YOUR GOAL:
Top to bottom, give the entries again exactly as written.

Source records
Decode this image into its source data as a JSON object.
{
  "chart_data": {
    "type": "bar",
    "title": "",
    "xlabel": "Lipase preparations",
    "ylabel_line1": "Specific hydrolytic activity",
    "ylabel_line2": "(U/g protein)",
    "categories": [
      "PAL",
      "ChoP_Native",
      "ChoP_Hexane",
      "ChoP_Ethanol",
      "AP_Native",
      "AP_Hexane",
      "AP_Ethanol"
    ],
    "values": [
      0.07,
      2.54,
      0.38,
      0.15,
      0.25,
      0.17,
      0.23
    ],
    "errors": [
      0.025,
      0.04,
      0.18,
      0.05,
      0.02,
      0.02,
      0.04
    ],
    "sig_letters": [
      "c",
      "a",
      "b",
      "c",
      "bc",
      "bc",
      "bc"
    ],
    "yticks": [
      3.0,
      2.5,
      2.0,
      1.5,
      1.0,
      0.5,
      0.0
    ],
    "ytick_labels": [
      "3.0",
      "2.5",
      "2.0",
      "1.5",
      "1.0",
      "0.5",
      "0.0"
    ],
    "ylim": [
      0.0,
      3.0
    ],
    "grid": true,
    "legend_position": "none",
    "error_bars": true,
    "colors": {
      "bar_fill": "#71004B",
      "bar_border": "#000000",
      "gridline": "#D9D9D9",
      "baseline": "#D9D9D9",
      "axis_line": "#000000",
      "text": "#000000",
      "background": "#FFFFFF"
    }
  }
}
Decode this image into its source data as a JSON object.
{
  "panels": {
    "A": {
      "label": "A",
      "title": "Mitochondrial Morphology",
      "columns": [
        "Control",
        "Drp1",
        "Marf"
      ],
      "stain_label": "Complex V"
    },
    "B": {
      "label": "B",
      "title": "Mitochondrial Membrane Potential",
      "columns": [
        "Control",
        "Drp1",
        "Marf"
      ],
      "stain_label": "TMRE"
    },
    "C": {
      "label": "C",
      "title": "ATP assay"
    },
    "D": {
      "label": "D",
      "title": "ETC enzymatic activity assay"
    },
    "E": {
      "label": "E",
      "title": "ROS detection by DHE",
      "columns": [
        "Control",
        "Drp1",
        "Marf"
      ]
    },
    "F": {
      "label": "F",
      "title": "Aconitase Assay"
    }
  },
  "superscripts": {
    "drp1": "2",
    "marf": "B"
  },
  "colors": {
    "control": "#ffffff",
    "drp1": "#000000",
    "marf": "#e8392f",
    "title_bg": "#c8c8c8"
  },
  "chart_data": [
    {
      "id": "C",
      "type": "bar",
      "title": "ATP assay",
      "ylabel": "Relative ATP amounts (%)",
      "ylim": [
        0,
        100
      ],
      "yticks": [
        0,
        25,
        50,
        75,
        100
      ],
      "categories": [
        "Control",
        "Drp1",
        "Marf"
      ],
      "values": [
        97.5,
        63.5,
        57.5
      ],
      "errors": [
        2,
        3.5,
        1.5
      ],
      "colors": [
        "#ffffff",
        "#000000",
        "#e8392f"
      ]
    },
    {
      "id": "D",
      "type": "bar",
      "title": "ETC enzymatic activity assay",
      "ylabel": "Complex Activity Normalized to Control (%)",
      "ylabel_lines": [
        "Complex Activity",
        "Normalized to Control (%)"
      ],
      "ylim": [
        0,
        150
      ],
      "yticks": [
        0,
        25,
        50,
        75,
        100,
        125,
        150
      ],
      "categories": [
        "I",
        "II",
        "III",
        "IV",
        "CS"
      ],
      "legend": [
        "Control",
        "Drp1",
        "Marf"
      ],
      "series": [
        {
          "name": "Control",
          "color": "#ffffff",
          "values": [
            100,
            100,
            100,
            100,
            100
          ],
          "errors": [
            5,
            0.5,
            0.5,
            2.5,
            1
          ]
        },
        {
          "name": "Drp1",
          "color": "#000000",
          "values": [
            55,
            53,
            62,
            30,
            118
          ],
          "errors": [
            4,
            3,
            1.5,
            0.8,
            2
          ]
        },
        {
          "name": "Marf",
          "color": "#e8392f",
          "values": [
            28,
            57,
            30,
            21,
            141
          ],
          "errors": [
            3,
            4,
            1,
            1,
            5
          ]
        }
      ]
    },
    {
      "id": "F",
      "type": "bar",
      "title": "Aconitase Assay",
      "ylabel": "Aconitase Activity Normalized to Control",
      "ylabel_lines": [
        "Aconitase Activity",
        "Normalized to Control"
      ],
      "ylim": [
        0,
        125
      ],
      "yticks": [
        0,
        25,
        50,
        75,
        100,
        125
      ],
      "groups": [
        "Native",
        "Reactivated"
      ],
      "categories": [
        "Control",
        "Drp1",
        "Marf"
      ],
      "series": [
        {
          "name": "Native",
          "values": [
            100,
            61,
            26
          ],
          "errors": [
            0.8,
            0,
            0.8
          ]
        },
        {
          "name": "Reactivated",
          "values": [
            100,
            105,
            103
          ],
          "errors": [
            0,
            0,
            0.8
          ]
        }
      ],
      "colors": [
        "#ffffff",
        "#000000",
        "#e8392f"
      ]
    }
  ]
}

EXERCISE SOLUTION:
Decode this image into its source data as a JSON object.
{
  "chart_data": {
    "type": "bar",
    "title": "",
    "xlabel": "Lipase preparations",
    "ylabel_line1": "Specific hydrolytic activity",
    "ylabel_line2": "(U/g protein)",
    "categories": [
      "PAL",
      "ChoP_Native",
      "ChoP_Hexane",
      "ChoP_Ethanol",
      "AP_Native",
      "AP_Hexane",
      "AP_Ethanol"
    ],
    "values": [
      0.07,
      2.54,
      0.38,
      0.15,
      0.25,
      0.17,
      0.23
    ],
    "errors": [
      0.025,
      0.04,
      0.18,
      0.05,
      0.02,
      0.02,
      0.04
    ],
    "sig_letters": [
      "c",
      "a",
      "b",
      "c",
      "bc",
      "bc",
      "bc"
    ],
    "yticks": [
      3.0,
      2.5,
      2.0,
      1.5,
      1.0,
      0.5,
      0.0
    ],
    "ytick_labels": [
      "3.0",
      "2.5",
      "2.0",
      "1.5",
      "1.0",
      "0.5",
      "0.0"
    ],
    "ylim": [
      0.0,
      3.0
    ],
    "grid": true,
    "legend_position": "none",
    "error_bars": true,
    "colors": {
      "bar_fill": "#71004B",
      "bar_border": "#000000",
      "gridline": "#D9D9D9",
      "baseline": "#D9D9D9",
      "axis_line": "#000000",
      "text": "#000000",
      "background": "#FFFFFF"
    }
  }
}
Decode this image into its source data as a JSON object.
{
  "panels": {
    "A": {
      "label": "A",
      "title": "Mitochondrial Morphology",
      "columns": [
        "Control",
        "Drp1",
        "Marf"
      ],
      "stain_label": "Complex V"
    },
    "B": {
      "label": "B",
      "title": "Mitochondrial Membrane Potential",
      "columns": [
        "Control",
        "Drp1",
        "Marf"
      ],
      "stain_label": "TMRE"
    },
    "C": {
      "label": "C",
      "title": "ATP assay"
    },
    "D": {
      "label": "D",
      "title": "ETC enzymatic activity assay"
    },
    "E": {
      "label": "E",
      "title": "ROS detection by DHE",
      "columns": [
        "Control",
        "Drp1",
        "Marf"
      ]
    },
    "F": {
      "label": "F",
      "title": "Aconitase Assay"
    }
  },
  "superscripts": {
    "drp1": "2",
    "marf": "B"
  },
  "colors": {
    "control": "#ffffff",
    "drp1": "#000000",
    "marf": "#e8392f",
    "title_bg": "#c8c8c8"
  },
  "chart_data": [
    {
      "id": "C",
      "type": "bar",
      "title": "ATP assay",
      "ylabel": "Relative ATP amounts (%)",
      "ylim": [
        0,
        100
      ],
      "yticks": [
        0,
        25,
        50,
        75,
        100
      ],
      "categories": [
        "Control",
        "Drp1",
        "Marf"
      ],
      "values": [
        97.5,
        63.5,
        57.5
      ],
      "errors": [
        2,
        3.5,
        1.5
      ],
      "colors": [
        "#ffffff",
        "#000000",
        "#e8392f"
      ]
    },
    {
      "id": "D",
      "type": "bar",
      "title": "ETC enzymatic activity assay",
      "ylabel": "Complex Activity Normalized to Control (%)",
      "ylabel_lines": [
        "Complex Activity",
        "Normalized to Control (%)"
      ],
      "ylim": [
        0,
        150
      ],
      "yticks": [
        0,
        25,
        50,
        75,
        100,
        125,
        150
      ],
      "categories": [
        "I",
        "II",
        "III",
        "IV",
        "CS"
      ],
      "legend": [
        "Control",
        "Drp1",
        "Marf"
      ],
      "series": [
        {
          "name": "Control",
          "color": "#ffffff",
          "values": [
            100,
            100,
            100,
            100,
            100
          ],
          "errors": [
            5,
            0.5,
            0.5,
            2.5,
            1
          ]
        },
        {
          "name": "Drp1",
          "color": "#000000",
          "values": [
            55,
            53,
            62,
            30,
            118
          ],
          "errors": [
            4,
            3,
            1.5,
            0.8,
            2
          ]
        },
        {
          "name": "Marf",
          "color": "#e8392f",
          "values": [
            28,
            57,
            30,
            21,
            141
          ],
          "errors": [
            3,
            4,
            1,
            1,
            5
          ]
        }
      ]
    },
    {
      "id": "F",
      "type": "bar",
      "title": "Aconitase Assay",
      "ylabel": "Aconitase Activity Normalized to Control",
      "ylabel_lines": [
        "Aconitase Activity",
        "Normalized to Control"
      ],
      "ylim": [
        0,
        125
      ],
      "yticks": [
        0,
        25,
        50,
        75,
        100,
        125
      ],
      "groups": [
        "Native",
        "Reactivated"
      ],
      "categories": [
        "Control",
        "Drp1",
        "Marf"
      ],
      "series": [
        {
          "name": "Native",
          "values": [
            100,
            61,
            26
          ],
          "errors": [
            0.8,
            0,
            0.8
          ]
        },
        {
          "name": "Reactivated",
          "values": [
            100,
            105,
            103
          ],
          "errors": [
            0,
            0,
            0.8
          ]
        }
      ],
      "colors": [
        "#ffffff",
        "#000000",
        "#e8392f"
      ]
    }
  ]
}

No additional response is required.